▶ _Exercise description_
Output the data below in full, character for character.

▶ _Input data_
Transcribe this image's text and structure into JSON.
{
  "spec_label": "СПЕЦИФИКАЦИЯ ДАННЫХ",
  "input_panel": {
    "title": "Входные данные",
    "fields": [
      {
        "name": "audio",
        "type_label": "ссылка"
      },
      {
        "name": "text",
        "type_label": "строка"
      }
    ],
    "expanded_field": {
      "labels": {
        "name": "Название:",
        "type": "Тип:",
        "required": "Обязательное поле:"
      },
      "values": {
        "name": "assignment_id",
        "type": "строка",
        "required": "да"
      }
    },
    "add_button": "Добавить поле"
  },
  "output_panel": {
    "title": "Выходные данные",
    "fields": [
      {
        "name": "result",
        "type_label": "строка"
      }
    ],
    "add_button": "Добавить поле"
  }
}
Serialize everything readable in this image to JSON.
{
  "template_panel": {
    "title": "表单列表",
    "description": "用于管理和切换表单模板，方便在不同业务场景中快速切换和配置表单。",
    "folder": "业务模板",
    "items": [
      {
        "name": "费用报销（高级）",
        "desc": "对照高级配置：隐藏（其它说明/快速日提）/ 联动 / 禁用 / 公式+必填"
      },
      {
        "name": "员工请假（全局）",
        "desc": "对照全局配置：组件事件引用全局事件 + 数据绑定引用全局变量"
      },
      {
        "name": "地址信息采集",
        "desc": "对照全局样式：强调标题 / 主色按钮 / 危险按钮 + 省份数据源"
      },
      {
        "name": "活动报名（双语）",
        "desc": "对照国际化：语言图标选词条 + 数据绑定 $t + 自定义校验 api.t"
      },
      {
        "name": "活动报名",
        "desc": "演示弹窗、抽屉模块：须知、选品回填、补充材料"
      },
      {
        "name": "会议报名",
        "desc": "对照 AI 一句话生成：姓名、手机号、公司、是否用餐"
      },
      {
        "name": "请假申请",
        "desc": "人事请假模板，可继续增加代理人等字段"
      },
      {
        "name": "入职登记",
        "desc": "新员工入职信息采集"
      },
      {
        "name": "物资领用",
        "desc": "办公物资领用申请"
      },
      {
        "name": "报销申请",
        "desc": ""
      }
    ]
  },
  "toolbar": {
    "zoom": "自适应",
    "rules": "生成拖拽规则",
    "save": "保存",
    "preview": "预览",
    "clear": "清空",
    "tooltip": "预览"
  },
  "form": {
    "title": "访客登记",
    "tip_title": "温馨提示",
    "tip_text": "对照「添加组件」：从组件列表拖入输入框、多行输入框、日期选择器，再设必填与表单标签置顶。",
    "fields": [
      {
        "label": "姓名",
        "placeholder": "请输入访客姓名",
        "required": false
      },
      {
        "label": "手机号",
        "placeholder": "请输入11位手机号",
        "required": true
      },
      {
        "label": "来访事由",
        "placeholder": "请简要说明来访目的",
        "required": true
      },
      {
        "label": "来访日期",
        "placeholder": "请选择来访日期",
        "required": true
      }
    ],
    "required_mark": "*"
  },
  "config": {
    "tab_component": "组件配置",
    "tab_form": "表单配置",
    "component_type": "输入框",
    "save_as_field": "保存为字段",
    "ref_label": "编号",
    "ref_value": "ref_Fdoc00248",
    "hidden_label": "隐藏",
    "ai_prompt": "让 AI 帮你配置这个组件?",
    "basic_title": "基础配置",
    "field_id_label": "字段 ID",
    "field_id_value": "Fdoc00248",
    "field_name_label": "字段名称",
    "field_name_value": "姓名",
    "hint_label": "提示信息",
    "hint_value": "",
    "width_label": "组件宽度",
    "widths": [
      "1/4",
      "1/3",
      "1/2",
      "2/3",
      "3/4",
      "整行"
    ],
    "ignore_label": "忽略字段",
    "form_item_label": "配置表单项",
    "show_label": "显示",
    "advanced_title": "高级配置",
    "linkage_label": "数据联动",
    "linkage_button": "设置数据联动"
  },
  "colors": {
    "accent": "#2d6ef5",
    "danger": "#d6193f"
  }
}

▶ _Solution to the problem_
Transcribe this image's text and structure into JSON.
{
  "spec_label": "СПЕЦИФИКАЦИЯ ДАННЫХ",
  "input_panel": {
    "title": "Входные данные",
    "fields": [
      {
        "name": "audio",
        "type_label": "ссылка"
      },
      {
        "name": "text",
        "type_label": "строка"
      }
    ],
    "expanded_field": {
      "labels": {
        "name": "Название:",
        "type": "Тип:",
        "required": "Обязательное поле:"
      },
      "values": {
        "name": "assignment_id",
        "type": "строка",
        "required": "да"
      }
    },
    "add_button": "Добавить поле"
  },
  "output_panel": {
    "title": "Выходные данные",
    "fields": [
      {
        "name": "result",
        "type_label": "строка"
      }
    ],
    "add_button": "Добавить поле"
  }
}
Serialize everything readable in this image to JSON.
{
  "template_panel": {
    "title": "表单列表",
    "description": "用于管理和切换表单模板，方便在不同业务场景中快速切换和配置表单。",
    "folder": "业务模板",
    "items": [
      {
        "name": "费用报销（高级）",
        "desc": "对照高级配置：隐藏（其它说明/快速日提）/ 联动 / 禁用 / 公式+必填"
      },
      {
        "name": "员工请假（全局）",
        "desc": "对照全局配置：组件事件引用全局事件 + 数据绑定引用全局变量"
      },
      {
        "name": "地址信息采集",
        "desc": "对照全局样式：强调标题 / 主色按钮 / 危险按钮 + 省份数据源"
      },
      {
        "name": "活动报名（双语）",
        "desc": "对照国际化：语言图标选词条 + 数据绑定 $t + 自定义校验 api.t"
      },
      {
        "name": "活动报名",
        "desc": "演示弹窗、抽屉模块：须知、选品回填、补充材料"
      },
      {
        "name": "会议报名",
        "desc": "对照 AI 一句话生成：姓名、手机号、公司、是否用餐"
      },
      {
        "name": "请假申请",
        "desc": "人事请假模板，可继续增加代理人等字段"
      },
      {
        "name": "入职登记",
        "desc": "新员工入职信息采集"
      },
      {
        "name": "物资领用",
        "desc": "办公物资领用申请"
      },
      {
        "name": "报销申请",
        "desc": ""
      }
    ]
  },
  "toolbar": {
    "zoom": "自适应",
    "rules": "生成拖拽规则",
    "save": "保存",
    "preview": "预览",
    "clear": "清空",
    "tooltip": "预览"
  },
  "form": {
    "title": "访客登记",
    "tip_title": "温馨提示",
    "tip_text": "对照「添加组件」：从组件列表拖入输入框、多行输入框、日期选择器，再设必填与表单标签置顶。",
    "fields": [
      {
        "label": "姓名",
        "placeholder": "请输入访客姓名",
        "required": false
      },
      {
        "label": "手机号",
        "placeholder": "请输入11位手机号",
        "required": true
      },
      {
        "label": "来访事由",
        "placeholder": "请简要说明来访目的",
        "required": true
      },
      {
        "label": "来访日期",
        "placeholder": "请选择来访日期",
        "required": true
      }
    ],
    "required_mark": "*"
  },
  "config": {
    "tab_component": "组件配置",
    "tab_form": "表单配置",
    "component_type": "输入框",
    "save_as_field": "保存为字段",
    "ref_label": "编号",
    "ref_value": "ref_Fdoc00248",
    "hidden_label": "隐藏",
    "ai_prompt": "让 AI 帮你配置这个组件?",
    "basic_title": "基础配置",
    "field_id_label": "字段 ID",
    "field_id_value": "Fdoc00248",
    "field_name_label": "字段名称",
    "field_name_value": "姓名",
    "hint_label": "提示信息",
    "hint_value": "",
    "width_label": "组件宽度",
    "widths": [
      "1/4",
      "1/3",
      "1/2",
      "2/3",
      "3/4",
      "整行"
    ],
    "ignore_label": "忽略字段",
    "form_item_label": "配置表单项",
    "show_label": "显示",
    "advanced_title": "高级配置",
    "linkage_label": "数据联动",
    "linkage_button": "设置数据联动"
  },
  "colors": {
    "accent": "#2d6ef5",
    "danger": "#d6193f"
  }
}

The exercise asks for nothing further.